What you need to do - The entries below contain pictures. Retype everything except those pictures, exactly as given.

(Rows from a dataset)
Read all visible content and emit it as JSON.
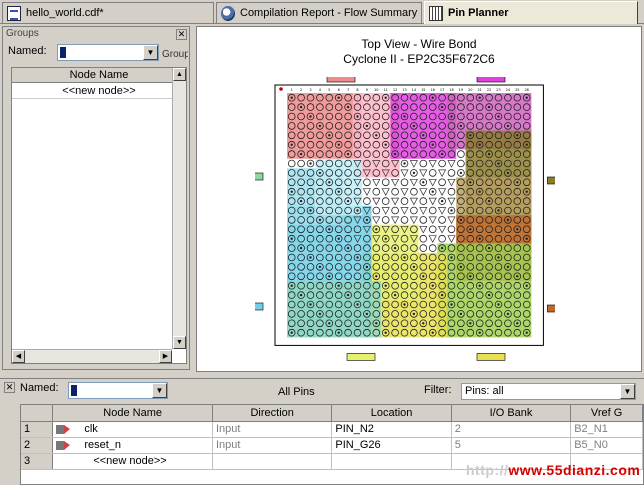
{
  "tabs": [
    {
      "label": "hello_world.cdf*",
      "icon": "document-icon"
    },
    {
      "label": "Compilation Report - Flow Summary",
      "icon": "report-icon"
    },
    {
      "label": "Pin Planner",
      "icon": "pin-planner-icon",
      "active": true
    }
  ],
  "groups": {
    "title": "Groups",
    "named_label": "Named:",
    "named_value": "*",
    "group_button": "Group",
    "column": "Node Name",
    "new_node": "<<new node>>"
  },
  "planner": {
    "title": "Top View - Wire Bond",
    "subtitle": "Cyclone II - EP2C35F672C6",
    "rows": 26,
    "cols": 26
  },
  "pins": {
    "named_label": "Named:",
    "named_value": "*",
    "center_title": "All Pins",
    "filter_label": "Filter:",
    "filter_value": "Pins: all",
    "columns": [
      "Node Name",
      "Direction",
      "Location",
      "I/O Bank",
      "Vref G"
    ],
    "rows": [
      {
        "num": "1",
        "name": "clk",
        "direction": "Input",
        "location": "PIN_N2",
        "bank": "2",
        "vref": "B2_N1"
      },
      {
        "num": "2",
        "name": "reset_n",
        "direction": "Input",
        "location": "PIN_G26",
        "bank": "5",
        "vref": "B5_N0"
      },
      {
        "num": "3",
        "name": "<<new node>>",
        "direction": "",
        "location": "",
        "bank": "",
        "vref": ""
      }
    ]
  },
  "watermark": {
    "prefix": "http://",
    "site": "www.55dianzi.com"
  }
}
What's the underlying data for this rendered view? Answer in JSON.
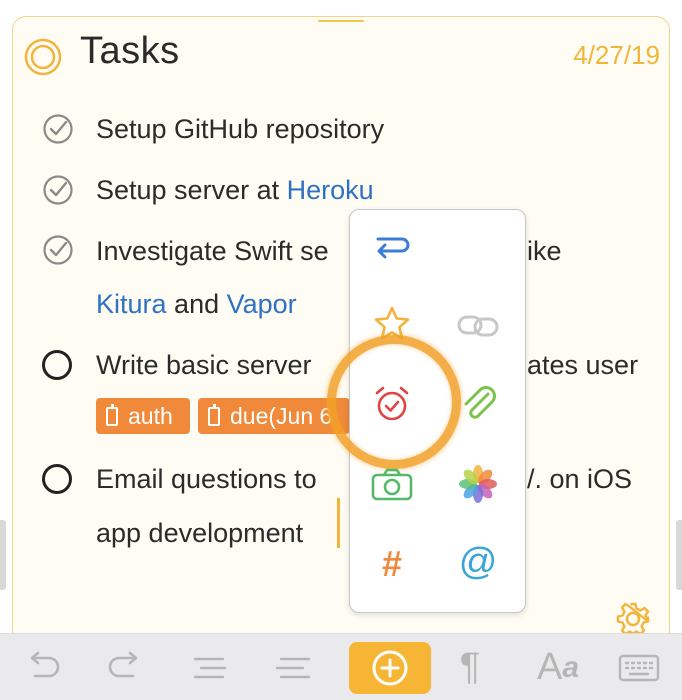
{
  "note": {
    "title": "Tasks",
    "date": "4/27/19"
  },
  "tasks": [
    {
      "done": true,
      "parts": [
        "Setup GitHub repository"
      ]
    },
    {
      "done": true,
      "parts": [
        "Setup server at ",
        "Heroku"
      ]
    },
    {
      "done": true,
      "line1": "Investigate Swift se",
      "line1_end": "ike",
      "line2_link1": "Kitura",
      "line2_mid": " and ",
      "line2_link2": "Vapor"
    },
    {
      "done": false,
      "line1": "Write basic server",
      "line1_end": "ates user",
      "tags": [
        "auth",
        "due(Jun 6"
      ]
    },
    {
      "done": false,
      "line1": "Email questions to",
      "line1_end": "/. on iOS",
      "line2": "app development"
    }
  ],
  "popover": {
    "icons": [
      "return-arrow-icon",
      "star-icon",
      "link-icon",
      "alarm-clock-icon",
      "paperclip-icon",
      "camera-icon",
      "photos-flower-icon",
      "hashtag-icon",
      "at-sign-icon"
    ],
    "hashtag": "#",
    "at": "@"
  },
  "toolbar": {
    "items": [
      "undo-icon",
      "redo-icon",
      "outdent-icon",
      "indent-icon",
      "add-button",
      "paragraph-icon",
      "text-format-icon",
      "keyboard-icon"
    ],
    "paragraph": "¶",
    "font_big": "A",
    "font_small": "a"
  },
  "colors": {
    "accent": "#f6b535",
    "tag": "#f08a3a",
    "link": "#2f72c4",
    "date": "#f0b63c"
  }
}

Written response -
Read all visible content and emit it as JSON.
{
  "tabs": [
    {
      "label": "hello_world.cdf*",
      "icon": "document-icon"
    },
    {
      "label": "Compilation Report - Flow Summary",
      "icon": "report-icon"
    },
    {
      "label": "Pin Planner",
      "icon": "pin-planner-icon",
      "active": true
    }
  ],
  "groups": {
    "title": "Groups",
    "named_label": "Named:",
    "named_value": "*",
    "group_button": "Group",
    "column": "Node Name",
    "new_node": "<<new node>>"
  },
  "planner": {
    "title": "Top View - Wire Bond",
    "subtitle": "Cyclone II - EP2C35F672C6",
    "rows": 26,
    "cols": 26
  },
  "pins": {
    "named_label": "Named:",
    "named_value": "*",
    "center_title": "All Pins",
    "filter_label": "Filter:",
    "filter_value": "Pins: all",
    "columns": [
      "Node Name",
      "Direction",
      "Location",
      "I/O Bank",
      "Vref G"
    ],
    "rows": [
      {
        "num": "1",
        "name": "clk",
        "direction": "Input",
        "location": "PIN_N2",
        "bank": "2",
        "vref": "B2_N1"
      },
      {
        "num": "2",
        "name": "reset_n",
        "direction": "Input",
        "location": "PIN_G26",
        "bank": "5",
        "vref": "B5_N0"
      },
      {
        "num": "3",
        "name": "<<new node>>",
        "direction": "",
        "location": "",
        "bank": "",
        "vref": ""
      }
    ]
  },
  "watermark": {
    "prefix": "http://",
    "site": "www.55dianzi.com"
  }
}
What's the underlying data for this rendered view? Answer in JSON.
{
  "note": {
    "title": "Tasks",
    "date": "4/27/19"
  },
  "tasks": [
    {
      "done": true,
      "parts": [
        "Setup GitHub repository"
      ]
    },
    {
      "done": true,
      "parts": [
        "Setup server at ",
        "Heroku"
      ]
    },
    {
      "done": true,
      "line1": "Investigate Swift se",
      "line1_end": "ike",
      "line2_link1": "Kitura",
      "line2_mid": " and ",
      "line2_link2": "Vapor"
    },
    {
      "done": false,
      "line1": "Write basic server",
      "line1_end": "ates user",
      "tags": [
        "auth",
        "due(Jun 6"
      ]
    },
    {
      "done": false,
      "line1": "Email questions to",
      "line1_end": "/. on iOS",
      "line2": "app development"
    }
  ],
  "popover": {
    "icons": [
      "return-arrow-icon",
      "star-icon",
      "link-icon",
      "alarm-clock-icon",
      "paperclip-icon",
      "camera-icon",
      "photos-flower-icon",
      "hashtag-icon",
      "at-sign-icon"
    ],
    "hashtag": "#",
    "at": "@"
  },
  "toolbar": {
    "items": [
      "undo-icon",
      "redo-icon",
      "outdent-icon",
      "indent-icon",
      "add-button",
      "paragraph-icon",
      "text-format-icon",
      "keyboard-icon"
    ],
    "paragraph": "¶",
    "font_big": "A",
    "font_small": "a"
  },
  "colors": {
    "accent": "#f6b535",
    "tag": "#f08a3a",
    "link": "#2f72c4",
    "date": "#f0b63c"
  }
}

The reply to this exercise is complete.